Repeat each line of the material below exactly as it appears, minus any pictures.
┌──
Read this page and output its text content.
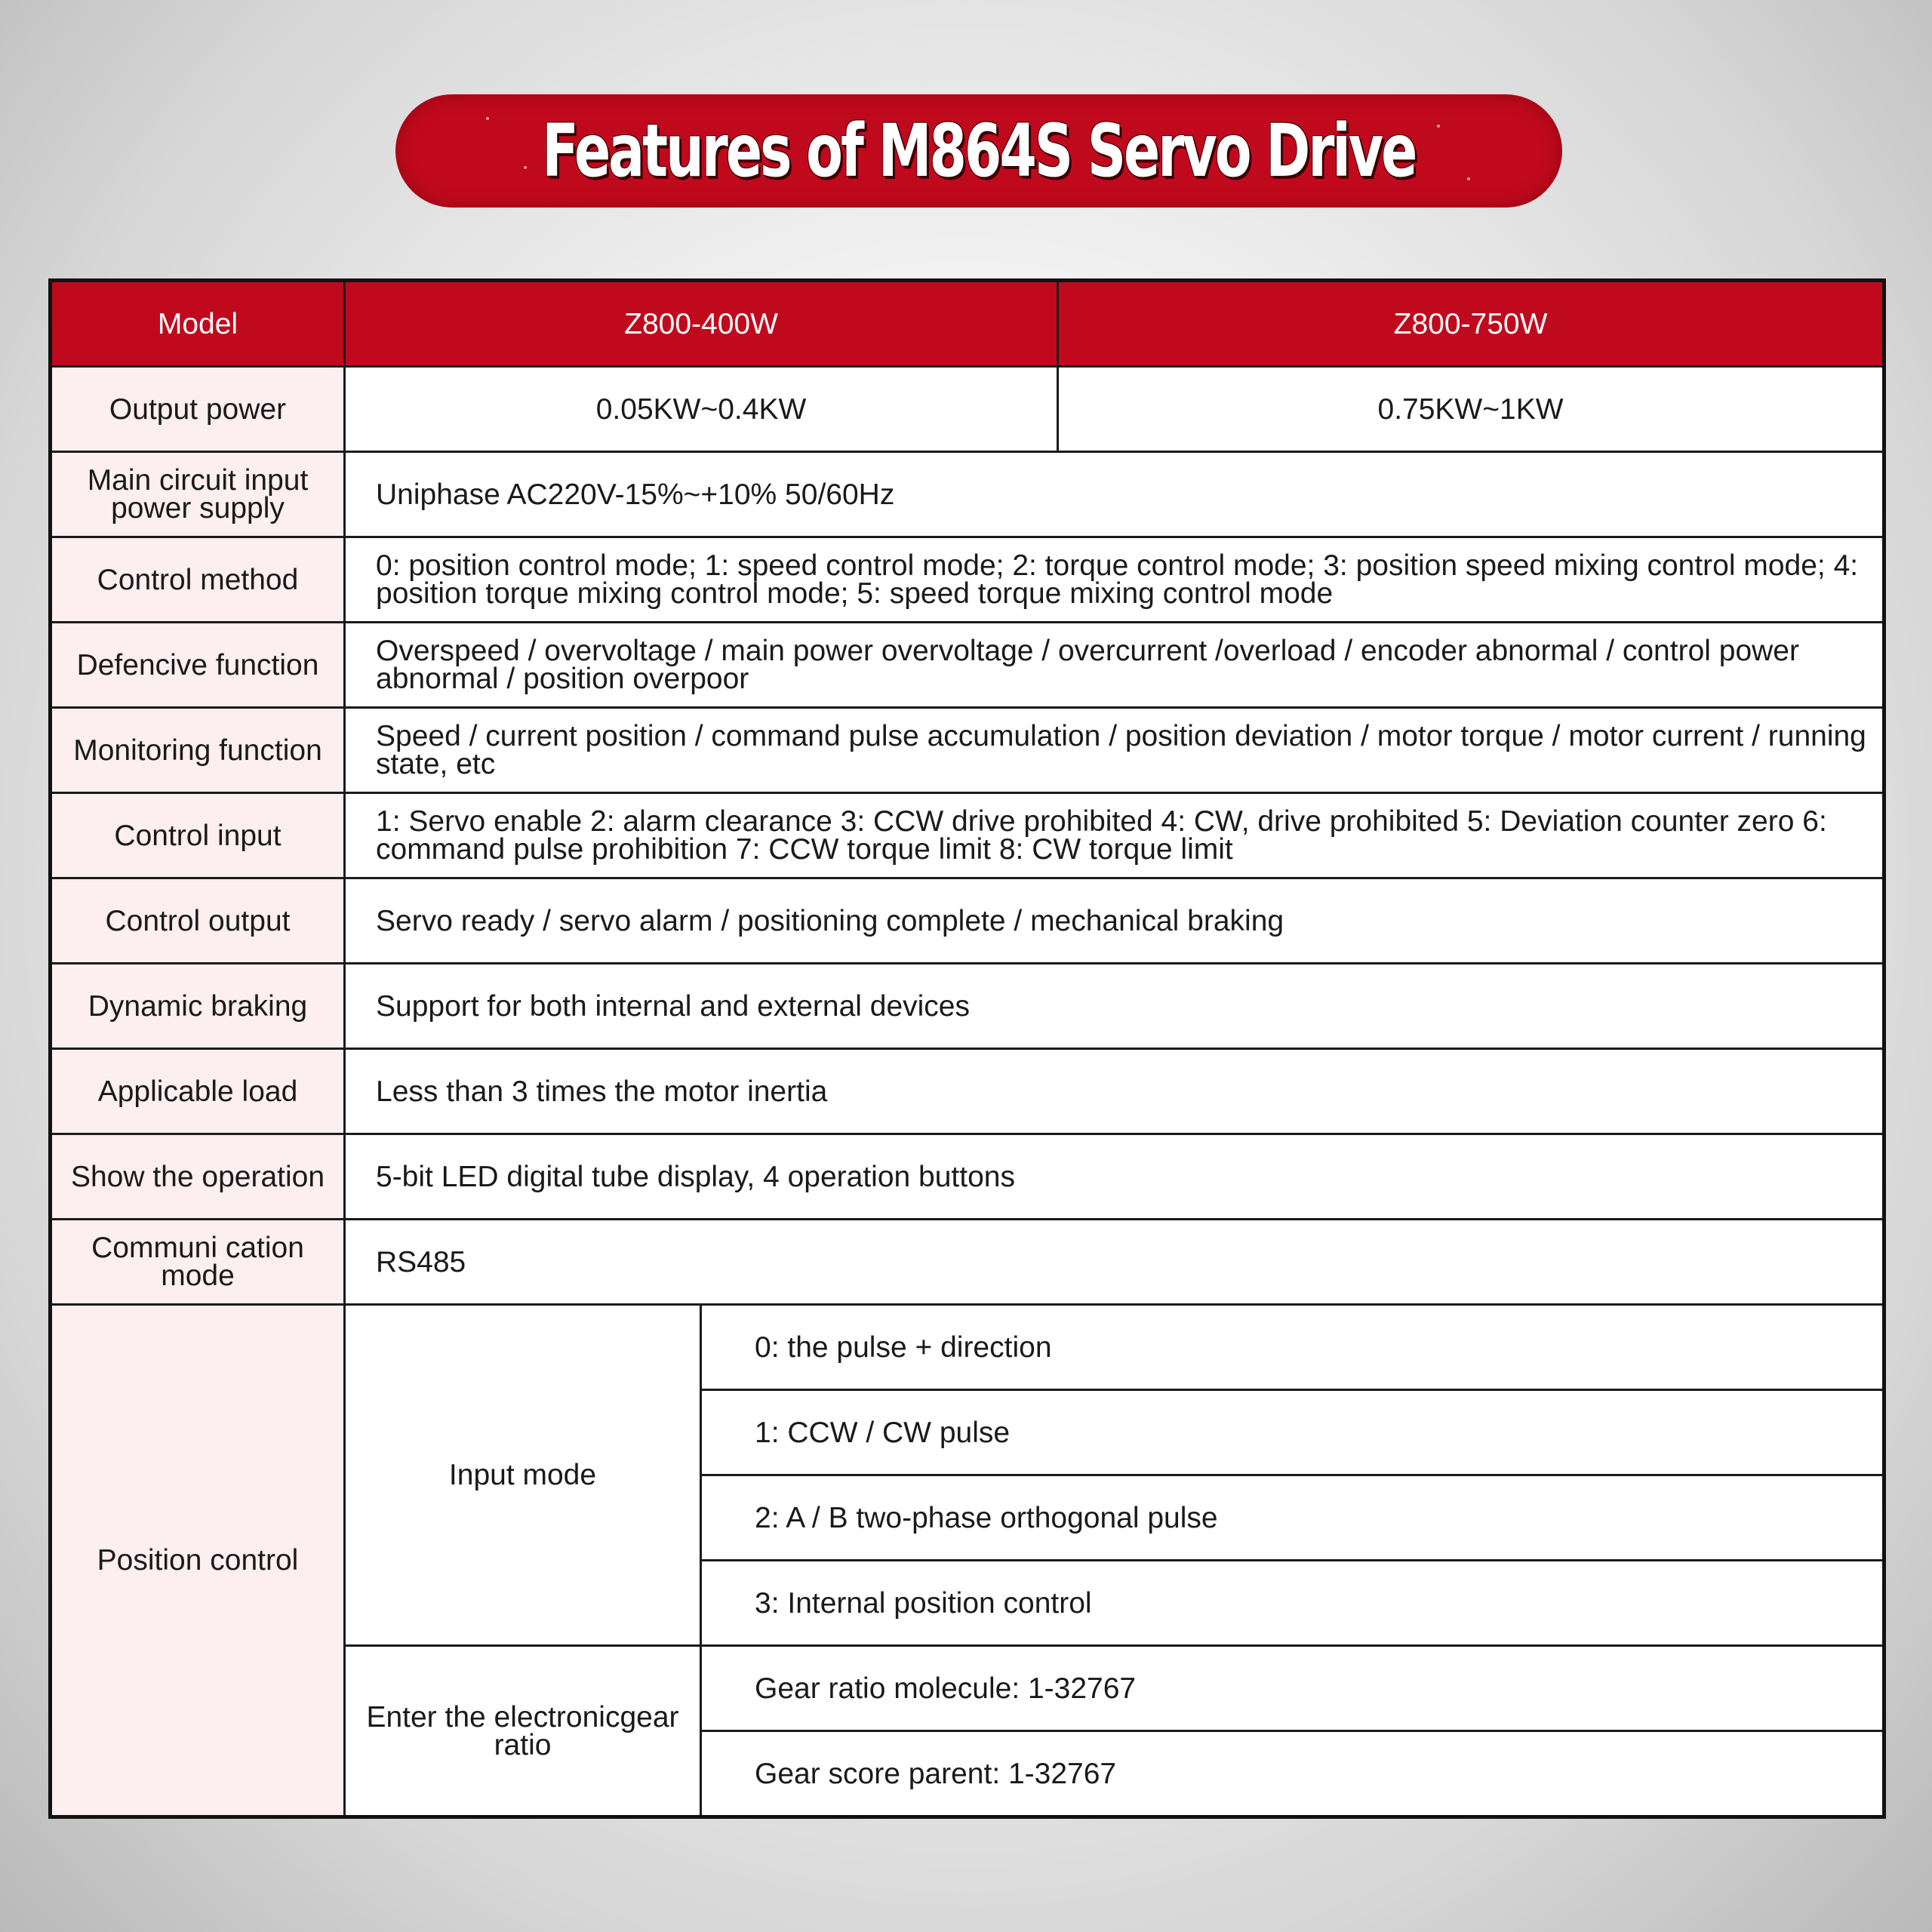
Features of M864S Servo Drive
Model	Z800-400W		Z800-750W
Output power	0.05KW~0.4KW		0.75KW~1KW
Main circuit input power supply	Uniphase AC220V-15%~+10% 50/60Hz		
Control method	0: position control mode; 1: speed control mode; 2: torque control mode; 3: position speed mixing control mode; 4: position torque mixing control mode; 5: speed torque mixing control mode		
Defencive function	Overspeed / overvoltage / main power overvoltage / overcurrent /overload / encoder abnormal / control power abnormal / position overpoor		
Monitoring function	Speed / current position / command pulse accumulation / position deviation / motor torque / motor current / running state, etc		
Control input	1: Servo enable 2: alarm clearance 3: CCW drive prohibited 4: CW, drive prohibited 5: Deviation counter zero 6: command pulse prohibition 7: CCW torque limit 8: CW torque limit		
Control output	Servo ready / servo alarm / positioning complete / mechanical braking		
Dynamic braking	Support for both internal and external devices		
Applicable load	Less than 3 times the motor inertia		
Show the operation	5-bit LED digital tube display, 4 operation buttons		
Communi cation mode	RS485		
Position control	Input mode	0: the pulse + direction	
		1: CCW / CW pulse	
		2: A / B two-phase orthogonal pulse	
		3: Internal position control	
	Enter the electronicgear ratio	Gear ratio molecule: 1-32767	
		Gear score parent: 1-32767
└──
Task response:
Read this page and output its text content.
Features of M864S Servo Drive
Model	Z800-400W		Z800-750W
Output power	0.05KW~0.4KW		0.75KW~1KW
Main circuit input power supply	Uniphase AC220V-15%~+10% 50/60Hz		
Control method	0: position control mode; 1: speed control mode; 2: torque control mode; 3: position speed mixing control mode; 4: position torque mixing control mode; 5: speed torque mixing control mode		
Defencive function	Overspeed / overvoltage / main power overvoltage / overcurrent /overload / encoder abnormal / control power abnormal / position overpoor		
Monitoring function	Speed / current position / command pulse accumulation / position deviation / motor torque / motor current / running state, etc		
Control input	1: Servo enable 2: alarm clearance 3: CCW drive prohibited 4: CW, drive prohibited 5: Deviation counter zero 6: command pulse prohibition 7: CCW torque limit 8: CW torque limit		
Control output	Servo ready / servo alarm / positioning complete / mechanical braking		
Dynamic braking	Support for both internal and external devices		
Applicable load	Less than 3 times the motor inertia		
Show the operation	5-bit LED digital tube display, 4 operation buttons		
Communi cation mode	RS485		
Position control	Input mode	0: the pulse + direction	
		1: CCW / CW pulse	
		2: A / B two-phase orthogonal pulse	
		3: Internal position control	
	Enter the electronicgear ratio	Gear ratio molecule: 1-32767	
		Gear score parent: 1-32767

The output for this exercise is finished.